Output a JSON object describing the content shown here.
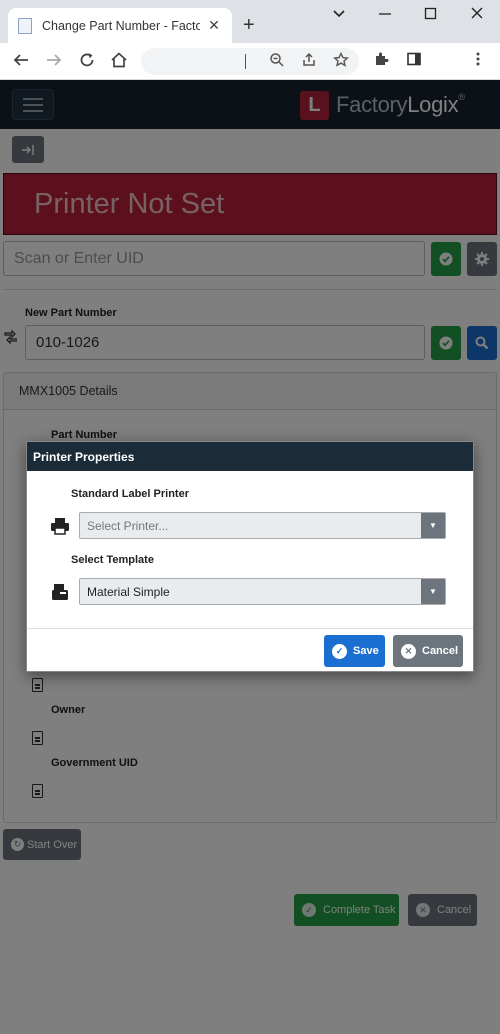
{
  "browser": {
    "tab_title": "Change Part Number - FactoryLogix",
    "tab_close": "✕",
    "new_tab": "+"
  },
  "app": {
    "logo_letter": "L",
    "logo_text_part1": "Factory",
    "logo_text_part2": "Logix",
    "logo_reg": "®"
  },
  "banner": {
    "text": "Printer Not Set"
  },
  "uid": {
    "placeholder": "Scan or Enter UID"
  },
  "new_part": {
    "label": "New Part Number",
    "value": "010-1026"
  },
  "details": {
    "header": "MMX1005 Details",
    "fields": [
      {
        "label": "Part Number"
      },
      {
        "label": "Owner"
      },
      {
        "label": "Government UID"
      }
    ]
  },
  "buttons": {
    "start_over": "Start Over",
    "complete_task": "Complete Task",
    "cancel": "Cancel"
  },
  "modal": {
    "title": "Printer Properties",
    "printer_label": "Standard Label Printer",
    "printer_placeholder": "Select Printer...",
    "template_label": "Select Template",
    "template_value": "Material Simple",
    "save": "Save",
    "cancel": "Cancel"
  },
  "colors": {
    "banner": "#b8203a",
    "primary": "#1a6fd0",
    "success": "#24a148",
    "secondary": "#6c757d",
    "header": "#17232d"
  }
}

--

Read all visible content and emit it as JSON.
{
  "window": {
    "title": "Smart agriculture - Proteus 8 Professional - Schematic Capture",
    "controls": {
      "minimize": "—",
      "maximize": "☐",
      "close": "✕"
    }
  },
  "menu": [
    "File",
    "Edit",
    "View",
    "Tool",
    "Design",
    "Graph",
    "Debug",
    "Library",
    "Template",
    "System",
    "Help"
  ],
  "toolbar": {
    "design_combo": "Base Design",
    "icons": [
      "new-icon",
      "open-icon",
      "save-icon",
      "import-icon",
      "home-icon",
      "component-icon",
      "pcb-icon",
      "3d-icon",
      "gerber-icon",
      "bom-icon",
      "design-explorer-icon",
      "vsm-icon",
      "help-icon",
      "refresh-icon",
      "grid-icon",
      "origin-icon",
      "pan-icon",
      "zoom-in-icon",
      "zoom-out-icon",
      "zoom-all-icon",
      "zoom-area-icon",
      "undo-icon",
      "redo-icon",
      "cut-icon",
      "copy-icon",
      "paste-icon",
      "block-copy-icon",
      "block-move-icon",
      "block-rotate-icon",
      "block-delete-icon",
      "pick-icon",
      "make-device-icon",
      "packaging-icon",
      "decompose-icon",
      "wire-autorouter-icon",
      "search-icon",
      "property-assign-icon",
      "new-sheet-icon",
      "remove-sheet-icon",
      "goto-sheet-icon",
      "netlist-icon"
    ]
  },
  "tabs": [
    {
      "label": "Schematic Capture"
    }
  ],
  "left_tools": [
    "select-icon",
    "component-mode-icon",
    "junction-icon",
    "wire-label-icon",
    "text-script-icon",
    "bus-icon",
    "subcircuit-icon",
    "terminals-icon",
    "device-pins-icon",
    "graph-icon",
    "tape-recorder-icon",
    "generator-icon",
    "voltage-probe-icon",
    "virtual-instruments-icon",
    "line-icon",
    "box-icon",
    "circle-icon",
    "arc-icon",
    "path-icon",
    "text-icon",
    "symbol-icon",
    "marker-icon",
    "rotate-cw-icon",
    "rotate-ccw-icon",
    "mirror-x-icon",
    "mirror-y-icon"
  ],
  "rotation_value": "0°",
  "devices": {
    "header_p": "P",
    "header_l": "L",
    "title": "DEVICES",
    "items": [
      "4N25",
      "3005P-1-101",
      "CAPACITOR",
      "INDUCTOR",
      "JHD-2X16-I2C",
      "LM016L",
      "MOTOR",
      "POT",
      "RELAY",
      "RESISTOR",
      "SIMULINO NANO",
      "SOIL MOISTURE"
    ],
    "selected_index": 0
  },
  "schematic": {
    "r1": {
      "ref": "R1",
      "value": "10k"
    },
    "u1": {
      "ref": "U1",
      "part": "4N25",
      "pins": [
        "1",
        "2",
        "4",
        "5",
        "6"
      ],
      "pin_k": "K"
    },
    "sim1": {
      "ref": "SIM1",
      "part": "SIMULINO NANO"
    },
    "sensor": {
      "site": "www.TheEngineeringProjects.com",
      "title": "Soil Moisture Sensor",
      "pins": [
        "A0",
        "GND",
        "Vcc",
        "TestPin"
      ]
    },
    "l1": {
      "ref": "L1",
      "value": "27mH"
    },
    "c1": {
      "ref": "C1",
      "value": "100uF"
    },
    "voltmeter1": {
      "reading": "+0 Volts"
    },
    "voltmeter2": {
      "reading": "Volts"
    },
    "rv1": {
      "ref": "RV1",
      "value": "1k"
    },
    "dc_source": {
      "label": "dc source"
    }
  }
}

* **Aim of the exercise**: Find and copy every line in the entries above where the string "Capture" occurs.

* **Exercise answer**:
    "title": "Smart agriculture - Proteus 8 Professional - Schematic Capture",
      "label": "Schematic Capture"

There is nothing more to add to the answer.